# Problem description
Images should be left out, and everything else in the listing reproduced exactly.

# Input data
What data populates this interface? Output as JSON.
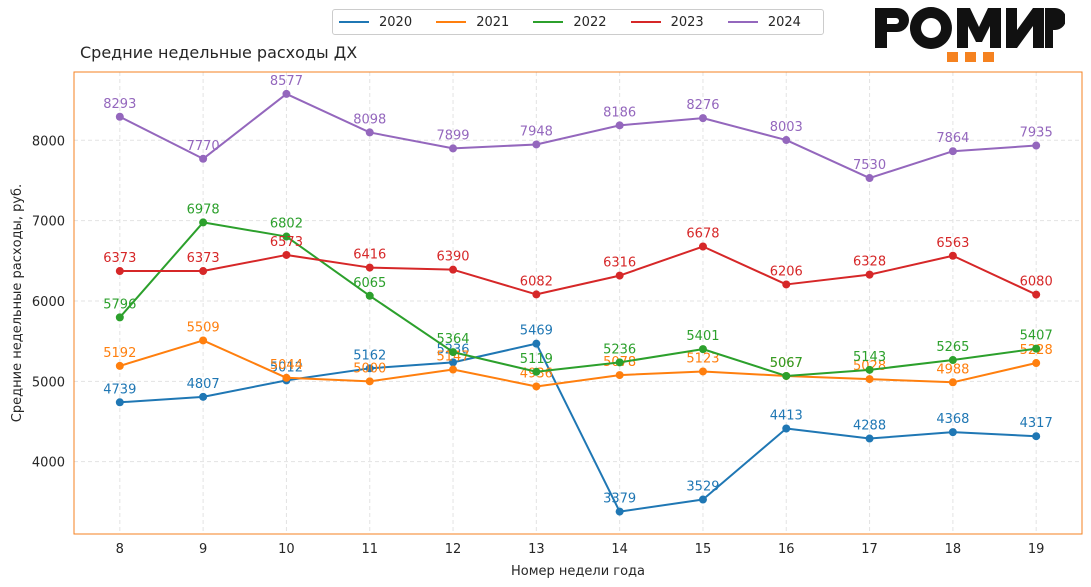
{
  "brand": {
    "name": "РОМИР"
  },
  "chart_data": {
    "type": "line",
    "title": "Средние недельные расходы ДХ",
    "xlabel": "Номер недели года",
    "ylabel": "Средние недельные расходы, руб.",
    "x": [
      8,
      9,
      10,
      11,
      12,
      13,
      14,
      15,
      16,
      17,
      18,
      19
    ],
    "xlim": [
      7.45,
      19.55
    ],
    "ylim": [
      3100,
      8850
    ],
    "yticks": [
      4000,
      5000,
      6000,
      7000,
      8000
    ],
    "grid": true,
    "legend_position": "top-center",
    "series": [
      {
        "name": "2020",
        "color": "#1f77b4",
        "values": [
          4739,
          4807,
          5012,
          5162,
          5236,
          5469,
          3379,
          3529,
          4413,
          4288,
          4368,
          4317
        ]
      },
      {
        "name": "2021",
        "color": "#ff7f0e",
        "values": [
          5192,
          5509,
          5044,
          5000,
          5147,
          4936,
          5078,
          5123,
          5067,
          5028,
          4988,
          5228
        ]
      },
      {
        "name": "2022",
        "color": "#2ca02c",
        "values": [
          5796,
          6978,
          6802,
          6065,
          5364,
          5119,
          5236,
          5401,
          5067,
          5143,
          5265,
          5407
        ]
      },
      {
        "name": "2023",
        "color": "#d62728",
        "values": [
          6373,
          6373,
          6573,
          6416,
          6390,
          6082,
          6316,
          6678,
          6206,
          6328,
          6563,
          6080
        ]
      },
      {
        "name": "2024",
        "color": "#9467bd",
        "values": [
          8293,
          7770,
          8577,
          8098,
          7899,
          7948,
          8186,
          8276,
          8003,
          7530,
          7864,
          7935
        ]
      }
    ]
  }
}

# Solution to this problem
What data populates this interface? Output as JSON.
{
  "brand": {
    "name": "РОМИР"
  },
  "chart_data": {
    "type": "line",
    "title": "Средние недельные расходы ДХ",
    "xlabel": "Номер недели года",
    "ylabel": "Средние недельные расходы, руб.",
    "x": [
      8,
      9,
      10,
      11,
      12,
      13,
      14,
      15,
      16,
      17,
      18,
      19
    ],
    "xlim": [
      7.45,
      19.55
    ],
    "ylim": [
      3100,
      8850
    ],
    "yticks": [
      4000,
      5000,
      6000,
      7000,
      8000
    ],
    "grid": true,
    "legend_position": "top-center",
    "series": [
      {
        "name": "2020",
        "color": "#1f77b4",
        "values": [
          4739,
          4807,
          5012,
          5162,
          5236,
          5469,
          3379,
          3529,
          4413,
          4288,
          4368,
          4317
        ]
      },
      {
        "name": "2021",
        "color": "#ff7f0e",
        "values": [
          5192,
          5509,
          5044,
          5000,
          5147,
          4936,
          5078,
          5123,
          5067,
          5028,
          4988,
          5228
        ]
      },
      {
        "name": "2022",
        "color": "#2ca02c",
        "values": [
          5796,
          6978,
          6802,
          6065,
          5364,
          5119,
          5236,
          5401,
          5067,
          5143,
          5265,
          5407
        ]
      },
      {
        "name": "2023",
        "color": "#d62728",
        "values": [
          6373,
          6373,
          6573,
          6416,
          6390,
          6082,
          6316,
          6678,
          6206,
          6328,
          6563,
          6080
        ]
      },
      {
        "name": "2024",
        "color": "#9467bd",
        "values": [
          8293,
          7770,
          8577,
          8098,
          7899,
          7948,
          8186,
          8276,
          8003,
          7530,
          7864,
          7935
        ]
      }
    ]
  }
}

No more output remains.